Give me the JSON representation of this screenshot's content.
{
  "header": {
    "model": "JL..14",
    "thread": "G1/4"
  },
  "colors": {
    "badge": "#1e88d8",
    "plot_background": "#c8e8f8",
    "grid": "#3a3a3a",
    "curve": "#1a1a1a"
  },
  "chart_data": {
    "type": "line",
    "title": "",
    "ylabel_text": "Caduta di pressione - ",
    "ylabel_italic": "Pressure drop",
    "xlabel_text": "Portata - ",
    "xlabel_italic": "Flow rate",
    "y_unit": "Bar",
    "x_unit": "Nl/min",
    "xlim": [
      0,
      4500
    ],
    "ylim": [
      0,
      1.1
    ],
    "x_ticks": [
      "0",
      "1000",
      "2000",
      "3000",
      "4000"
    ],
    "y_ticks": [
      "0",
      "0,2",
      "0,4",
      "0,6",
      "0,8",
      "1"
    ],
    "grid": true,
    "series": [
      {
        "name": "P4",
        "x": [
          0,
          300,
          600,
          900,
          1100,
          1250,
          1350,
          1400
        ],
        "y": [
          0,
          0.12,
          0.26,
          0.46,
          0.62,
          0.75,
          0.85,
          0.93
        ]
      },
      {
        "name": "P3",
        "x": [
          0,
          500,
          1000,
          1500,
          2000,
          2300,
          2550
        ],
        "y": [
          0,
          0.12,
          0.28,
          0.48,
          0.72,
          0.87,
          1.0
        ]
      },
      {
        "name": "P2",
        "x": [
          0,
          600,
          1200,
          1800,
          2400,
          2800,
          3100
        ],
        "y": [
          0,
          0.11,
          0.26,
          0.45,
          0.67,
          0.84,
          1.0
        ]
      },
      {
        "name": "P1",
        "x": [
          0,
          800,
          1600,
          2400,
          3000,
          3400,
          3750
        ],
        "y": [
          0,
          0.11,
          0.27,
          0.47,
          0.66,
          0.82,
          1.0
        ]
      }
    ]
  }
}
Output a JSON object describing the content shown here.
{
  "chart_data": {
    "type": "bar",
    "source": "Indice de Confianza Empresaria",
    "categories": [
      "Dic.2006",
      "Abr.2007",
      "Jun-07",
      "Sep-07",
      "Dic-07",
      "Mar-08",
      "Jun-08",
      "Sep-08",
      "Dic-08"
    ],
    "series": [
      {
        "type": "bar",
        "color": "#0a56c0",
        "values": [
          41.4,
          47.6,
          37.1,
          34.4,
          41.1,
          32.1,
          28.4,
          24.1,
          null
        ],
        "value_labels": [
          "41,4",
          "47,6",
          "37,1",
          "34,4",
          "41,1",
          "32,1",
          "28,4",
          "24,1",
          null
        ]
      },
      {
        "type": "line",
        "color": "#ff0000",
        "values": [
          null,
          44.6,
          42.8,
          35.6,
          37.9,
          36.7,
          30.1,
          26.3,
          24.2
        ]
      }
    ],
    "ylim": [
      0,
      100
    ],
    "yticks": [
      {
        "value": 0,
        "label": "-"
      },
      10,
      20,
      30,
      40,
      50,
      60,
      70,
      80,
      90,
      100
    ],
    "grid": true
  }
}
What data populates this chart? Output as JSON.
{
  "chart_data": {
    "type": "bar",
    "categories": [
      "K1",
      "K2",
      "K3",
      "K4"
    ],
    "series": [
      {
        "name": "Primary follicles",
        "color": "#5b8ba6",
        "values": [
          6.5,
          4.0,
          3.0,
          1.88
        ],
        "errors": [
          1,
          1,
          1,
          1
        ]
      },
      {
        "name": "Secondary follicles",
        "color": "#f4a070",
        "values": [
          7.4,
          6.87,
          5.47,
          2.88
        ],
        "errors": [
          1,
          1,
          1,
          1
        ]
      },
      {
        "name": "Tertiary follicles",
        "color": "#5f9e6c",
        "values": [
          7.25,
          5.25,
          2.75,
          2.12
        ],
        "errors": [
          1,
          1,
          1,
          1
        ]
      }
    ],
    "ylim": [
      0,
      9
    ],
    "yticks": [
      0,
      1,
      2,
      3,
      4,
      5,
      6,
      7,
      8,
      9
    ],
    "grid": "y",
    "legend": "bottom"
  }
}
++++++
TASK BRIEF
Your task is to print all of the records exactly.

REPLY
Give me the JSON representation of this screenshot's content.
{
  "header": {
    "model": "JL..14",
    "thread": "G1/4"
  },
  "colors": {
    "badge": "#1e88d8",
    "plot_background": "#c8e8f8",
    "grid": "#3a3a3a",
    "curve": "#1a1a1a"
  },
  "chart_data": {
    "type": "line",
    "title": "",
    "ylabel_text": "Caduta di pressione - ",
    "ylabel_italic": "Pressure drop",
    "xlabel_text": "Portata - ",
    "xlabel_italic": "Flow rate",
    "y_unit": "Bar",
    "x_unit": "Nl/min",
    "xlim": [
      0,
      4500
    ],
    "ylim": [
      0,
      1.1
    ],
    "x_ticks": [
      "0",
      "1000",
      "2000",
      "3000",
      "4000"
    ],
    "y_ticks": [
      "0",
      "0,2",
      "0,4",
      "0,6",
      "0,8",
      "1"
    ],
    "grid": true,
    "series": [
      {
        "name": "P4",
        "x": [
          0,
          300,
          600,
          900,
          1100,
          1250,
          1350,
          1400
        ],
        "y": [
          0,
          0.12,
          0.26,
          0.46,
          0.62,
          0.75,
          0.85,
          0.93
        ]
      },
      {
        "name": "P3",
        "x": [
          0,
          500,
          1000,
          1500,
          2000,
          2300,
          2550
        ],
        "y": [
          0,
          0.12,
          0.28,
          0.48,
          0.72,
          0.87,
          1.0
        ]
      },
      {
        "name": "P2",
        "x": [
          0,
          600,
          1200,
          1800,
          2400,
          2800,
          3100
        ],
        "y": [
          0,
          0.11,
          0.26,
          0.45,
          0.67,
          0.84,
          1.0
        ]
      },
      {
        "name": "P1",
        "x": [
          0,
          800,
          1600,
          2400,
          3000,
          3400,
          3750
        ],
        "y": [
          0,
          0.11,
          0.27,
          0.47,
          0.66,
          0.82,
          1.0
        ]
      }
    ]
  }
}
Output a JSON object describing the content shown here.
{
  "chart_data": {
    "type": "bar",
    "source": "Indice de Confianza Empresaria",
    "categories": [
      "Dic.2006",
      "Abr.2007",
      "Jun-07",
      "Sep-07",
      "Dic-07",
      "Mar-08",
      "Jun-08",
      "Sep-08",
      "Dic-08"
    ],
    "series": [
      {
        "type": "bar",
        "color": "#0a56c0",
        "values": [
          41.4,
          47.6,
          37.1,
          34.4,
          41.1,
          32.1,
          28.4,
          24.1,
          null
        ],
        "value_labels": [
          "41,4",
          "47,6",
          "37,1",
          "34,4",
          "41,1",
          "32,1",
          "28,4",
          "24,1",
          null
        ]
      },
      {
        "type": "line",
        "color": "#ff0000",
        "values": [
          null,
          44.6,
          42.8,
          35.6,
          37.9,
          36.7,
          30.1,
          26.3,
          24.2
        ]
      }
    ],
    "ylim": [
      0,
      100
    ],
    "yticks": [
      {
        "value": 0,
        "label": "-"
      },
      10,
      20,
      30,
      40,
      50,
      60,
      70,
      80,
      90,
      100
    ],
    "grid": true
  }
}
What data populates this chart? Output as JSON.
{
  "chart_data": {
    "type": "bar",
    "categories": [
      "K1",
      "K2",
      "K3",
      "K4"
    ],
    "series": [
      {
        "name": "Primary follicles",
        "color": "#5b8ba6",
        "values": [
          6.5,
          4.0,
          3.0,
          1.88
        ],
        "errors": [
          1,
          1,
          1,
          1
        ]
      },
      {
        "name": "Secondary follicles",
        "color": "#f4a070",
        "values": [
          7.4,
          6.87,
          5.47,
          2.88
        ],
        "errors": [
          1,
          1,
          1,
          1
        ]
      },
      {
        "name": "Tertiary follicles",
        "color": "#5f9e6c",
        "values": [
          7.25,
          5.25,
          2.75,
          2.12
        ],
        "errors": [
          1,
          1,
          1,
          1
        ]
      }
    ],
    "ylim": [
      0,
      9
    ],
    "yticks": [
      0,
      1,
      2,
      3,
      4,
      5,
      6,
      7,
      8,
      9
    ],
    "grid": "y",
    "legend": "bottom"
  }
}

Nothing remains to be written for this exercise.